------ TEXTO DEL DOCUMENTO ------

AUTOINMUNIDAD

Existe una estrecha relación entre todas las enfermedades autoinmunes y la nutrición. La respuesta clínica de la tiroiditis de Hashimoto, la esclerodermia, la artritis reumatoide y los trastornos del tejido conectivo, pueden mejorar decisivamente gracias a una intervención dietética.

La revolución se produjo cuando se descubrió la relación directa entre el aumento de una citoquina inflamatoria particular, BAFF, y la inducción y el mantenimiento de muchas enfermedades autoinmunes.
BAFF es una proteína que aumenta incluso cuando un alimento
se toma en exceso o de forma repetitiva. El estudio de la inflamación alimentaria y el establecimiento de una dieta, que también respete el perfil personal alimentario, puede coadyuvar positivamente a la reducción de BAFF (y otras citoquinas como el PAF) y ayudar al tratamiento clínico de enfermedades, junto con las terapias implementadas.
BAFF estimula la producción de autoanticuerpos y puede aumentar sus niveles debido a los alimentos. Una alimentación personalizada, que reduzca la inflamación alimentaria, puede ayudar al control clínico de muchas enfermedades autoinmunes.

------ SECCIÓN DE DATOS ------

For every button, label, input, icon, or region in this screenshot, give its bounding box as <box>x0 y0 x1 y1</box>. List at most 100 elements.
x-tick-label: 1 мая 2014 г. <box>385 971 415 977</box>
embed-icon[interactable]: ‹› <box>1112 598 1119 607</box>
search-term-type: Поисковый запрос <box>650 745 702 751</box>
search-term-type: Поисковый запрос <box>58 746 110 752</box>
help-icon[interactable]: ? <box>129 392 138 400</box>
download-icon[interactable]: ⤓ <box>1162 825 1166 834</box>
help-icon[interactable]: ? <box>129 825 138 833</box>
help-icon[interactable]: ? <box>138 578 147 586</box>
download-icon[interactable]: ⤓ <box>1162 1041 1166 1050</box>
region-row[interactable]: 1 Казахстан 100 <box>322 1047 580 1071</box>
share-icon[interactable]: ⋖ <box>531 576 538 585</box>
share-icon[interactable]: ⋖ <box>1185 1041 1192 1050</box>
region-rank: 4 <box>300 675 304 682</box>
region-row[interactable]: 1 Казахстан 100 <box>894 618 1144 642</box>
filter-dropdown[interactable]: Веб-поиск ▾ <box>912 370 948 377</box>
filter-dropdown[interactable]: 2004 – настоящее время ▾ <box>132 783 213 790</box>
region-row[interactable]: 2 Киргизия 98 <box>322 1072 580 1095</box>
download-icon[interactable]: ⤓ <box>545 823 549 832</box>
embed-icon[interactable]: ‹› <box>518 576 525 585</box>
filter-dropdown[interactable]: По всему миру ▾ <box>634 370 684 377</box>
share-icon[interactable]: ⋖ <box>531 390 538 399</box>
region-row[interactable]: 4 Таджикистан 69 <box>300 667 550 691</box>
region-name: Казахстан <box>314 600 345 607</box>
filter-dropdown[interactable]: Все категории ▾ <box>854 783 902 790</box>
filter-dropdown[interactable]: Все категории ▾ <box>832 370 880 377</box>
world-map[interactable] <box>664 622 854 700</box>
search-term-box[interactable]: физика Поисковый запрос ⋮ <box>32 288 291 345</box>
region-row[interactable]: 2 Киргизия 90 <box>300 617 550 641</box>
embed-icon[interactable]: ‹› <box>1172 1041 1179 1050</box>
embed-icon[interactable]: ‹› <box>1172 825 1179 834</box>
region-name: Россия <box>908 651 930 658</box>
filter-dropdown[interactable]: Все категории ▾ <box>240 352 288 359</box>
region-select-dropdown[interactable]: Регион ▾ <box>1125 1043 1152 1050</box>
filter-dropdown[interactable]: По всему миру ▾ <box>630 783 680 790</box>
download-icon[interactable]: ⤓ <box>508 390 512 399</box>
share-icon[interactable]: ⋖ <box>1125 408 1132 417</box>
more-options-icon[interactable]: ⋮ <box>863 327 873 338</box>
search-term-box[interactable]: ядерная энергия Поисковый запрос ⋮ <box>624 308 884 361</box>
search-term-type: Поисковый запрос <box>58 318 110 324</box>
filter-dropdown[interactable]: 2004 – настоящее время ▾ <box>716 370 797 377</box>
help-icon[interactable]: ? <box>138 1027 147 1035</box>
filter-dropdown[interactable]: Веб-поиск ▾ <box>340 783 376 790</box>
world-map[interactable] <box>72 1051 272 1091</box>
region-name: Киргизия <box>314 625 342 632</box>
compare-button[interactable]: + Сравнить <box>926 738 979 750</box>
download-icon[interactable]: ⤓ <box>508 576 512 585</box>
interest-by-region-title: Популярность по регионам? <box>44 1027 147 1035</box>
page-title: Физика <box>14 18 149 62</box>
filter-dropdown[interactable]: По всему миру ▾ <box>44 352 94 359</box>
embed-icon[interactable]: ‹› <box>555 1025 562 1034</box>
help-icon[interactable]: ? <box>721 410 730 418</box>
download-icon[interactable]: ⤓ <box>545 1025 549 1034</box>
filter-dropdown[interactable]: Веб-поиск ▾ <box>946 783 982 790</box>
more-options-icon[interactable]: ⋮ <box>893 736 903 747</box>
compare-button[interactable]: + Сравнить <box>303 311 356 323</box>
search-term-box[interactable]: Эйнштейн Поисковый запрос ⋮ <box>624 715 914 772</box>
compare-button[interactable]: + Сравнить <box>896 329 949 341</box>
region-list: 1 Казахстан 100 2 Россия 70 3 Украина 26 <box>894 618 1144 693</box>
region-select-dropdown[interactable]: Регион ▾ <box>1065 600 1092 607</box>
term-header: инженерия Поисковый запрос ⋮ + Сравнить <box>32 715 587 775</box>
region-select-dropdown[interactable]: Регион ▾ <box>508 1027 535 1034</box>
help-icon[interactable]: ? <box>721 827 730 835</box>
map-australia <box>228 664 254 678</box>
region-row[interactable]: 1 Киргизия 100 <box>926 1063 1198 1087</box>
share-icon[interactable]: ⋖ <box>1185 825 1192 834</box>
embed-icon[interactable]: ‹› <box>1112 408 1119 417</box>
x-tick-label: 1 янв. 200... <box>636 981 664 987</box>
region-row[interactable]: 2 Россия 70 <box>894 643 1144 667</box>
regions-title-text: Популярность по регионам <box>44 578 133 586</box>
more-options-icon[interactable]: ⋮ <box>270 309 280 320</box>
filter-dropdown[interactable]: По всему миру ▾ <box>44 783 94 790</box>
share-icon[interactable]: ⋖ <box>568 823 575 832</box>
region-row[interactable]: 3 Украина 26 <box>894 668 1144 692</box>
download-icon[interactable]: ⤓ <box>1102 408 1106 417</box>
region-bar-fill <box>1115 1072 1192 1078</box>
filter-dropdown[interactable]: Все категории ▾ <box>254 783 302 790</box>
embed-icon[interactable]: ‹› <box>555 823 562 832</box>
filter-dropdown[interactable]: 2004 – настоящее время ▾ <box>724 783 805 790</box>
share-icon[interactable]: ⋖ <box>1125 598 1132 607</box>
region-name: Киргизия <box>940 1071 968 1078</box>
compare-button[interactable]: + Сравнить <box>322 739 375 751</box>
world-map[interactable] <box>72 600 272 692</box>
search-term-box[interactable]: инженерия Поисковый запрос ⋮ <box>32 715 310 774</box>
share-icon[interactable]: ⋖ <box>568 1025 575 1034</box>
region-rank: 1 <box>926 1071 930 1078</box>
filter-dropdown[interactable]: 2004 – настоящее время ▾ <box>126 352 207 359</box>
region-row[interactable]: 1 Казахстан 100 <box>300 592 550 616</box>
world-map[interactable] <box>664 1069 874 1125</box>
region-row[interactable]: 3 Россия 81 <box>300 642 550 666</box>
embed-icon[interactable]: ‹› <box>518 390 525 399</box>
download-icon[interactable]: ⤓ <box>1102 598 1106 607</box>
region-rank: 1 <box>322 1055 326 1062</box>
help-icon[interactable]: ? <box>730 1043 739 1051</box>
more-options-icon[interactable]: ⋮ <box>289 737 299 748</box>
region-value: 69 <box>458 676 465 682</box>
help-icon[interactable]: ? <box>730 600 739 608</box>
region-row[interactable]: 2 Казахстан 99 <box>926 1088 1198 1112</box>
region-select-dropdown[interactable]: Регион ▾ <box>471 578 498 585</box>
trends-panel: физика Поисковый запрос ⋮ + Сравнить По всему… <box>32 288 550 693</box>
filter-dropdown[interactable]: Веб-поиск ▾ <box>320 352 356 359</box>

------

> TUS TAREAS:
- A) Según el texto sobre autoinmunidad y nutrición, ¿en qué circunstancias aumenta la proteína BAFF?
- B) Escribe la continuación del texto sobre autoinmunidad y nutrición a partir de su última oración.

> RESPUESTAS DE LA ACTIVIDAD:
- A) Aumenta incluso cuando un alimento se toma en exceso o de forma repetitiva.

- B)
BAFF es el factor que estimula las células B, aquellas que producen anticuerpos y autoanticuerpos, por lo que es fácil entender su participación en enfermedades autoinmunes. Cuanto más alto sea el nivel de BAFF, más fuerte será el estímulo orgánico para producir autoanticuerpos.
Desde la enfermedad de Crohn hasta la colitis ulcerosa, pasando por la tiroiditis (no solo la de Hashimoto) y, ciertamente, en el caso de la artritis, la mayoría de los síntomas pueden reducirse en muchos
casos a través del estudio personalizado de la alimentación.
Durante algunos años se ha sospechado sobre la existencia de una relación entre la dieta y las enfermedades autoinmunes, que involucra no solo el exceso de comida, sino también la forma en que los carbohidratos y las proteínas se combinan en los platos, como
lo explica la Escuela de Salud Pública de Harvard. Por lo tanto, la inflamación alimentaria debe considerarse como una de las posibles
causas de enfermedades autoinmunes. El conocimiento de la relación entre la inflamación, la nutrición y los trastornos inmunitarios ha conducido hoy a un cambio radical en la comprensión de estas enfermedades. Una dieta sistemáticamente repetitiva puede provocar la activación de procesos inflamatorios, que estimulan la autoinmunidad y los trastornos que dependen de ella.
El paisaje se está ampliando cada vez más, implicando algunos trastornos de la alimentación y dermatitis crónica en el campo de la autoinmunidad.
¿Qué hacer?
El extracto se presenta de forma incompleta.